### [Work to complete]
Pull every line with the word "hispaniola" out of the entries below.

[Dataset rows about figures]
———

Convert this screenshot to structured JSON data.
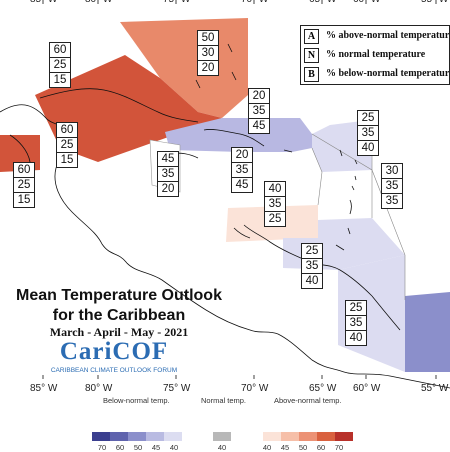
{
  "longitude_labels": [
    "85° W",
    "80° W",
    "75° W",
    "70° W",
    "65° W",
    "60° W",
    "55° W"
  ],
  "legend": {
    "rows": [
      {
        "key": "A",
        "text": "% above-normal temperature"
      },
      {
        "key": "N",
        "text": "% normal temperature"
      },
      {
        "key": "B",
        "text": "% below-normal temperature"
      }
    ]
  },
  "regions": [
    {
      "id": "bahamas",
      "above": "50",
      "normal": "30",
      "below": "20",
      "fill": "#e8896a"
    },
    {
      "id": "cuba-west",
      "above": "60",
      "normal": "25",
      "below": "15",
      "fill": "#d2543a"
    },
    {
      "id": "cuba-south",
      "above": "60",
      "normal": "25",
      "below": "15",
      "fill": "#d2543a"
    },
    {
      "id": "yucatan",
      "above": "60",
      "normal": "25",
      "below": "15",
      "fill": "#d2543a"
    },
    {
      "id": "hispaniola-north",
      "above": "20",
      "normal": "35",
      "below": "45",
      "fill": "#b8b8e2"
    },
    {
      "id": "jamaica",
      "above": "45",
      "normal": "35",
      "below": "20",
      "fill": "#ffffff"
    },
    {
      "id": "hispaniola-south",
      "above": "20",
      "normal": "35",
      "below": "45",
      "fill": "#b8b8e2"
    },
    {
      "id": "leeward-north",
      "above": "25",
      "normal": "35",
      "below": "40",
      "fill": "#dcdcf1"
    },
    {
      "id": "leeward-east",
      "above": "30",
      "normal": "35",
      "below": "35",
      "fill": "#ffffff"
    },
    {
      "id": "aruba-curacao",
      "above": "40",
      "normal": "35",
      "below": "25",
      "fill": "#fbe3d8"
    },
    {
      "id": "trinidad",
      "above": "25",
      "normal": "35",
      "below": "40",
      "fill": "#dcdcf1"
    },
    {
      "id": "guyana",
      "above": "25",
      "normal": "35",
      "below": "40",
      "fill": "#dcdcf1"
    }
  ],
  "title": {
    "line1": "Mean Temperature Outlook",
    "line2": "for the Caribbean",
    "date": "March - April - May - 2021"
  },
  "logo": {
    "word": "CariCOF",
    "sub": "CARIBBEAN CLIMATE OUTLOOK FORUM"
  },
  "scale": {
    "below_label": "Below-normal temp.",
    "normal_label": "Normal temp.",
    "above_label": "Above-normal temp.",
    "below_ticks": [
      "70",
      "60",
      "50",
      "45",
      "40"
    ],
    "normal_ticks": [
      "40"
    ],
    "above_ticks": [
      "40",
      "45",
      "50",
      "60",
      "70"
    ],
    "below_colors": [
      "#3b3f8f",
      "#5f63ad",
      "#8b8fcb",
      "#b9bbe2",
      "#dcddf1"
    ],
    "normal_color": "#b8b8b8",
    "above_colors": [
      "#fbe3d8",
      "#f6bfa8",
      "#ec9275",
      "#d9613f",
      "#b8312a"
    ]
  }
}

———

### [Exercise solution]
      "id": "hispaniola-north",
      "id": "hispaniola-south",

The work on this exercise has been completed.